Problem requirements
Return each entry exactly, with none missing.
──────────
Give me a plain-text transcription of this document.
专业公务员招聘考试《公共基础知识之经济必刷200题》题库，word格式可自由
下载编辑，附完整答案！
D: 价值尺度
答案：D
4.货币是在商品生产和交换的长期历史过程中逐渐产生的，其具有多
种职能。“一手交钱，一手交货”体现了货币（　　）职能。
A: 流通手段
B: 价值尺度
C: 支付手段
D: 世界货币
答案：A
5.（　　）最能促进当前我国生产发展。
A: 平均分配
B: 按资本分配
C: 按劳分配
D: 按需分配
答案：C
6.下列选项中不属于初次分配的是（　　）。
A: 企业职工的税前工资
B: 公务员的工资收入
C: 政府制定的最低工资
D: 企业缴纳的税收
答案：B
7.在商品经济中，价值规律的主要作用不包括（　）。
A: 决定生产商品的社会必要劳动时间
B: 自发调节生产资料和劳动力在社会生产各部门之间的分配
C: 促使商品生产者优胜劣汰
──────────
Problem solution
Give me a plain-text transcription of this document.
专业公务员招聘考试《公共基础知识之经济必刷200题》题库，word格式可自由
下载编辑，附完整答案！
D: 价值尺度
答案：D
4.货币是在商品生产和交换的长期历史过程中逐渐产生的，其具有多
种职能。“一手交钱，一手交货”体现了货币（　　）职能。
A: 流通手段
B: 价值尺度
C: 支付手段
D: 世界货币
答案：A
5.（　　）最能促进当前我国生产发展。
A: 平均分配
B: 按资本分配
C: 按劳分配
D: 按需分配
答案：C
6.下列选项中不属于初次分配的是（　　）。
A: 企业职工的税前工资
B: 公务员的工资收入
C: 政府制定的最低工资
D: 企业缴纳的税收
答案：B
7.在商品经济中，价值规律的主要作用不包括（　）。
A: 决定生产商品的社会必要劳动时间
B: 自发调节生产资料和劳动力在社会生产各部门之间的分配
C: 促使商品生产者优胜劣汰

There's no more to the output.